§ Exercise prompt: Return the material below in full and exactly.

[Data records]
/---

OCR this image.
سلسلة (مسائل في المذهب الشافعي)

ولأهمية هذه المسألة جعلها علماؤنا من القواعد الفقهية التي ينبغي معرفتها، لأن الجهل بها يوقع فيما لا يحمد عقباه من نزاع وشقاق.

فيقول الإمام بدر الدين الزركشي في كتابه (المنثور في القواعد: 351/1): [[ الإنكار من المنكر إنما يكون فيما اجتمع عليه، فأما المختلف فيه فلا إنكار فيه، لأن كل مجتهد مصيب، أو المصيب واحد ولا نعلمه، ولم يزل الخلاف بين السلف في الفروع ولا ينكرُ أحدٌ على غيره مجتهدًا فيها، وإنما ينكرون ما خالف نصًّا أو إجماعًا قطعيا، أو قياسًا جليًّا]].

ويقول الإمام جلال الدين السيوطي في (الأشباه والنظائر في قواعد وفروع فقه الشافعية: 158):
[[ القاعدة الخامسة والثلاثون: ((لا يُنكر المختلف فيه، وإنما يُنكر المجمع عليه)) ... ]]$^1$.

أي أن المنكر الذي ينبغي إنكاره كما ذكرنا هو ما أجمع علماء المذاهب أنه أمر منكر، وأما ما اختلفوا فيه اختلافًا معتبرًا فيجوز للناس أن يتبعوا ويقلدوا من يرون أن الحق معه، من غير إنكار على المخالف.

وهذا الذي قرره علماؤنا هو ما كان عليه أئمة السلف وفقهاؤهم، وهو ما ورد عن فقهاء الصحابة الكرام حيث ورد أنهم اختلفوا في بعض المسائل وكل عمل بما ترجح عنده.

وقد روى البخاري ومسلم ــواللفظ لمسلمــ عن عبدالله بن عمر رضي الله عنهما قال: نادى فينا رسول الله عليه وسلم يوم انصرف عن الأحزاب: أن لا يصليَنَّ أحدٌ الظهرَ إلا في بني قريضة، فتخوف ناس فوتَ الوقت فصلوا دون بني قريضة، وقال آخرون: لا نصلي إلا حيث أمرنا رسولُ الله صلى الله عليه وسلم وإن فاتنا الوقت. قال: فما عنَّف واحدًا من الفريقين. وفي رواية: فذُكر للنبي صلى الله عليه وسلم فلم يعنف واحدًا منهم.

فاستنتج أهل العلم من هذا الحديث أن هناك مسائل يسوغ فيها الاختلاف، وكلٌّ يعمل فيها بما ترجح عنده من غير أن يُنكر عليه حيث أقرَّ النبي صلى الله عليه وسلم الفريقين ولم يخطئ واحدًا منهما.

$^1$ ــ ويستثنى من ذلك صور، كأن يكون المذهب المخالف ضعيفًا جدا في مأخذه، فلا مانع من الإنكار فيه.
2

\---

§ Full response:
OCR this image.
سلسلة (مسائل في المذهب الشافعي)

ولأهمية هذه المسألة جعلها علماؤنا من القواعد الفقهية التي ينبغي معرفتها، لأن الجهل بها يوقع فيما لا يحمد عقباه من نزاع وشقاق.

فيقول الإمام بدر الدين الزركشي في كتابه (المنثور في القواعد: 351/1): [[ الإنكار من المنكر إنما يكون فيما اجتمع عليه، فأما المختلف فيه فلا إنكار فيه، لأن كل مجتهد مصيب، أو المصيب واحد ولا نعلمه، ولم يزل الخلاف بين السلف في الفروع ولا ينكرُ أحدٌ على غيره مجتهدًا فيها، وإنما ينكرون ما خالف نصًّا أو إجماعًا قطعيا، أو قياسًا جليًّا]].

ويقول الإمام جلال الدين السيوطي في (الأشباه والنظائر في قواعد وفروع فقه الشافعية: 158):
[[ القاعدة الخامسة والثلاثون: ((لا يُنكر المختلف فيه، وإنما يُنكر المجمع عليه)) ... ]]$^1$.

أي أن المنكر الذي ينبغي إنكاره كما ذكرنا هو ما أجمع علماء المذاهب أنه أمر منكر، وأما ما اختلفوا فيه اختلافًا معتبرًا فيجوز للناس أن يتبعوا ويقلدوا من يرون أن الحق معه، من غير إنكار على المخالف.

وهذا الذي قرره علماؤنا هو ما كان عليه أئمة السلف وفقهاؤهم، وهو ما ورد عن فقهاء الصحابة الكرام حيث ورد أنهم اختلفوا في بعض المسائل وكل عمل بما ترجح عنده.

وقد روى البخاري ومسلم ــواللفظ لمسلمــ عن عبدالله بن عمر رضي الله عنهما قال: نادى فينا رسول الله عليه وسلم يوم انصرف عن الأحزاب: أن لا يصليَنَّ أحدٌ الظهرَ إلا في بني قريضة، فتخوف ناس فوتَ الوقت فصلوا دون بني قريضة، وقال آخرون: لا نصلي إلا حيث أمرنا رسولُ الله صلى الله عليه وسلم وإن فاتنا الوقت. قال: فما عنَّف واحدًا من الفريقين. وفي رواية: فذُكر للنبي صلى الله عليه وسلم فلم يعنف واحدًا منهم.

فاستنتج أهل العلم من هذا الحديث أن هناك مسائل يسوغ فيها الاختلاف، وكلٌّ يعمل فيها بما ترجح عنده من غير أن يُنكر عليه حيث أقرَّ النبي صلى الله عليه وسلم الفريقين ولم يخطئ واحدًا منهما.

$^1$ ــ ويستثنى من ذلك صور، كأن يكون المذهب المخالف ضعيفًا جدا في مأخذه، فلا مانع من الإنكار فيه.
2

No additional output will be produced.